Given records:
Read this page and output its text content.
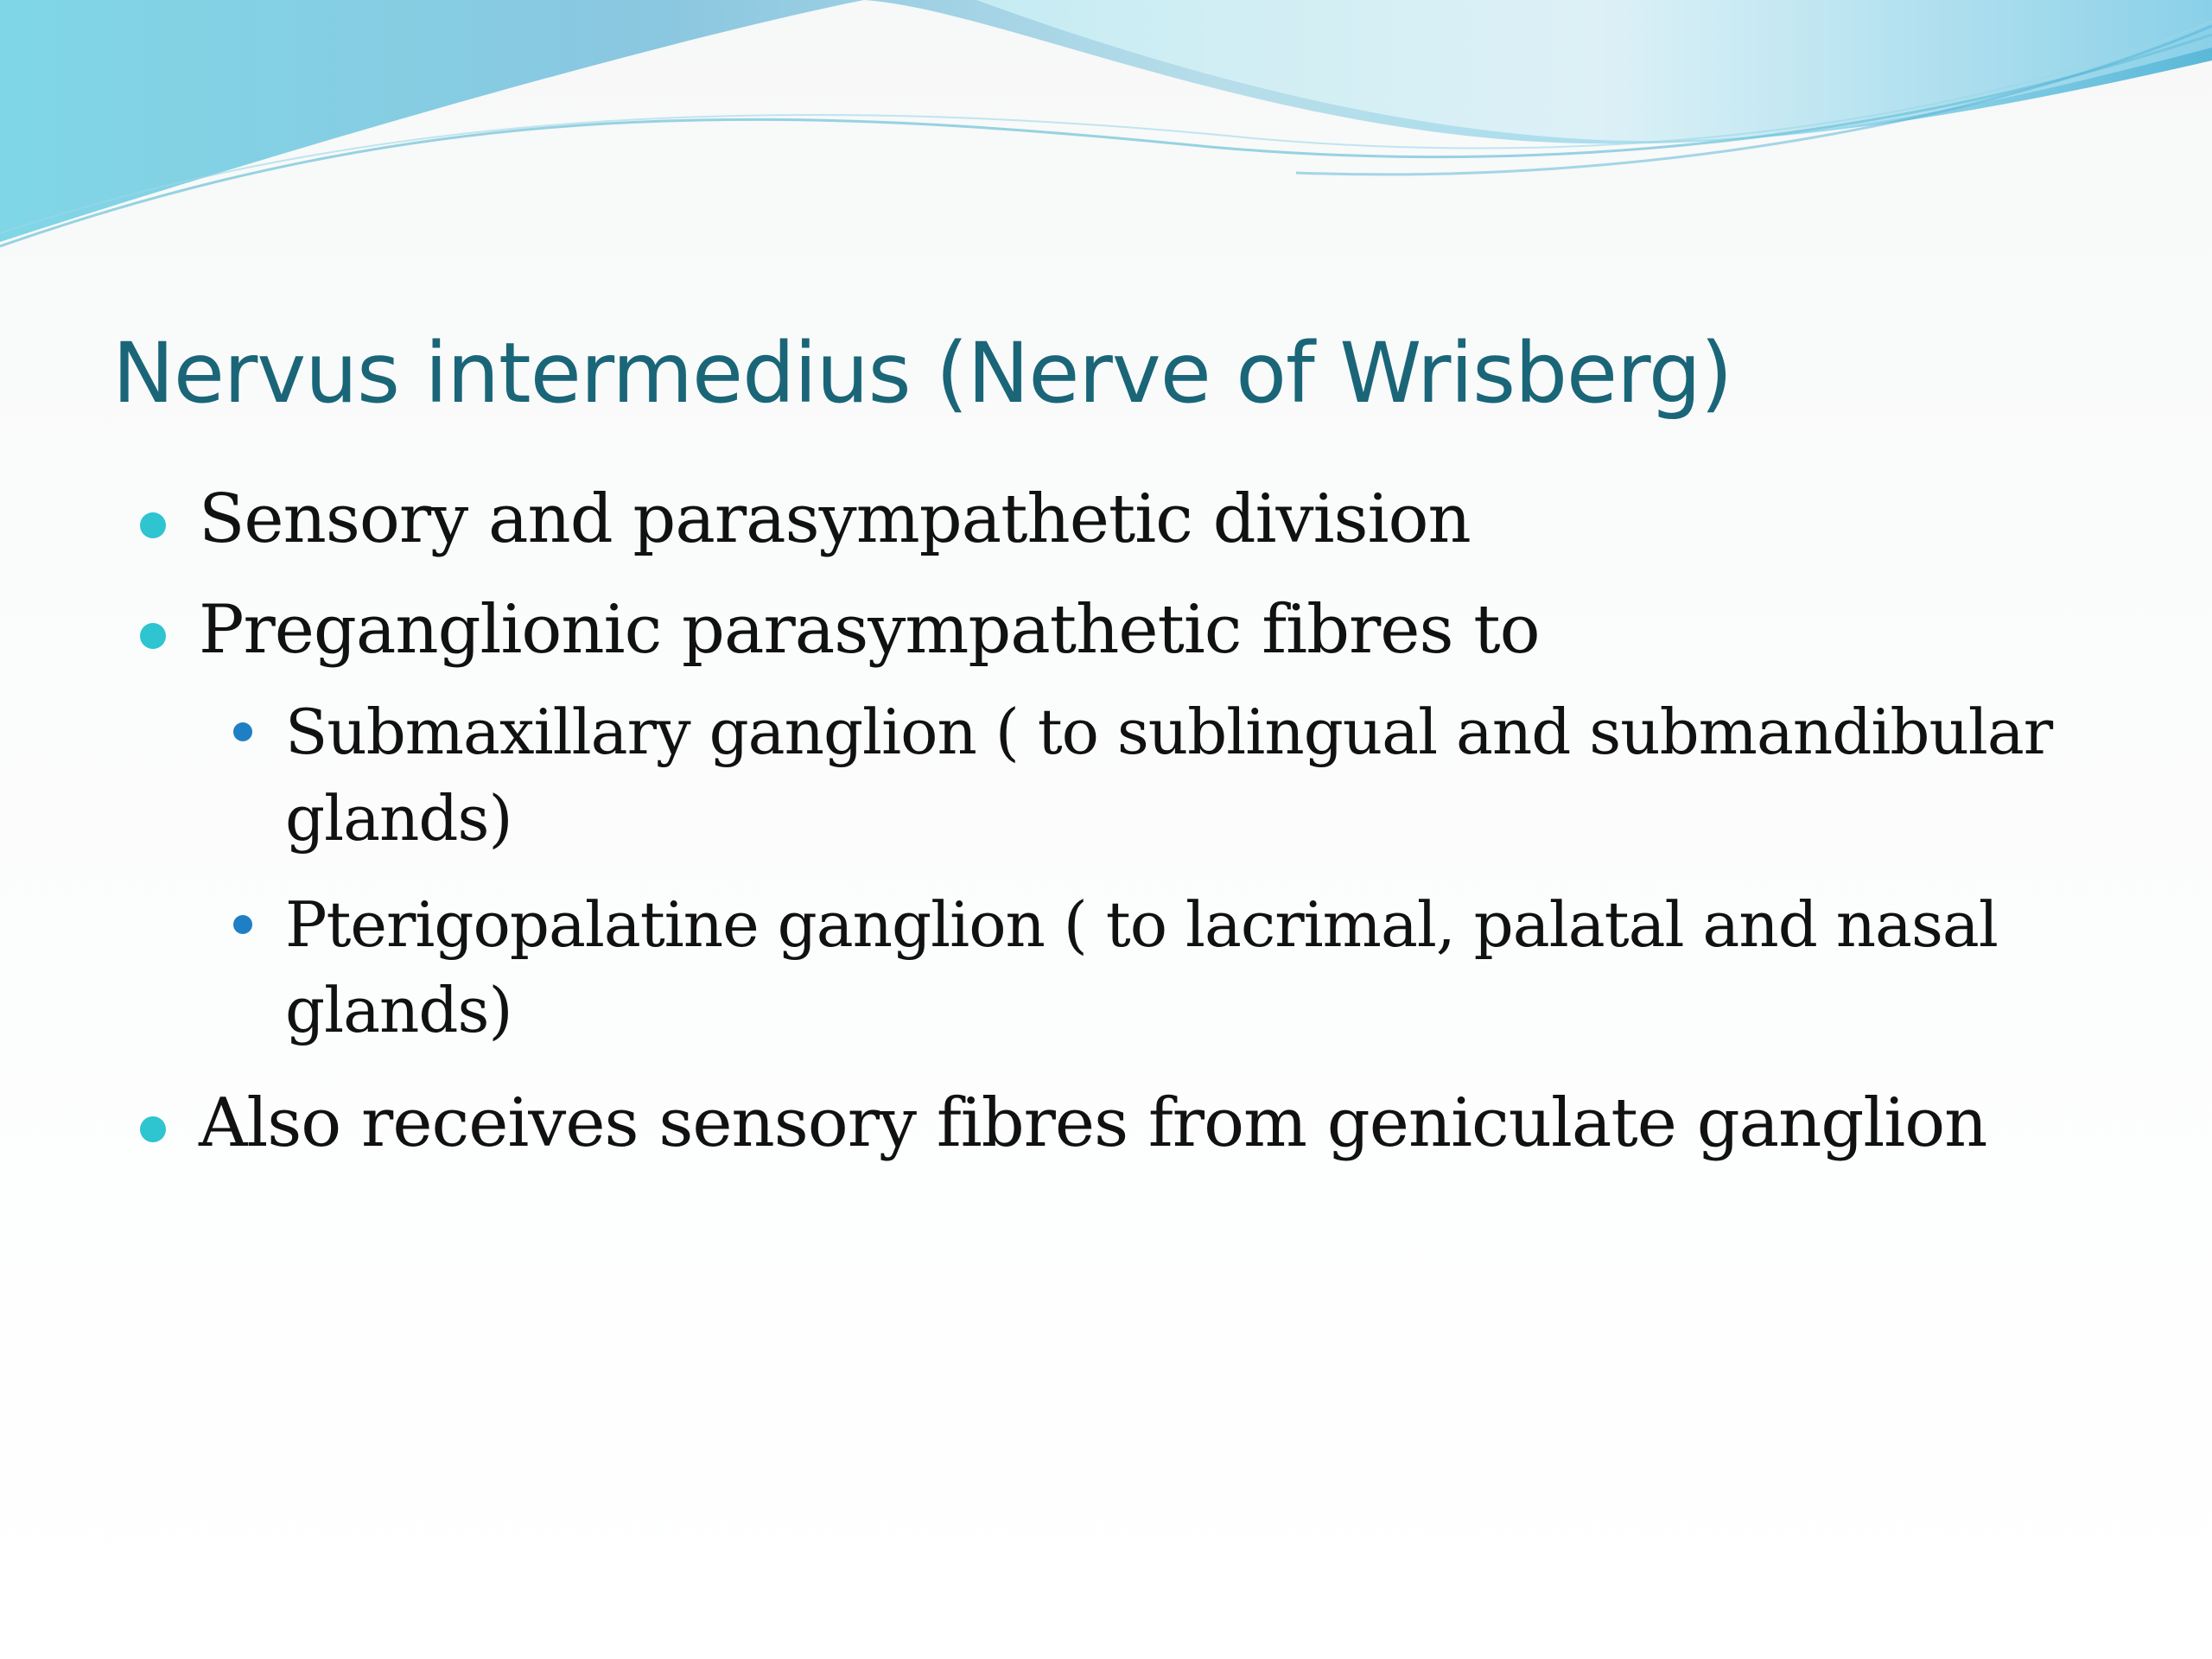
Nervus intermedius (Nerve of Wrisberg)
Sensory and parasympathetic division
Preganglionic parasympathetic fibres to
Submaxillary ganglion ( to sublingual and submandibular glands)
Pterigopalatine ganglion ( to lacrimal, palatal and nasal glands)
Also receives sensory fibres from geniculate ganglion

To do:
Copy the material above exactly and drop the pictures.

Answer below:
Read this page and output its text content.
Nervus intermedius (Nerve of Wrisberg)
Sensory and parasympathetic division
Preganglionic parasympathetic fibres to
Submaxillary ganglion ( to sublingual and submandibular glands)
Pterigopalatine ganglion ( to lacrimal, palatal and nasal glands)
Also receives sensory fibres from geniculate ganglion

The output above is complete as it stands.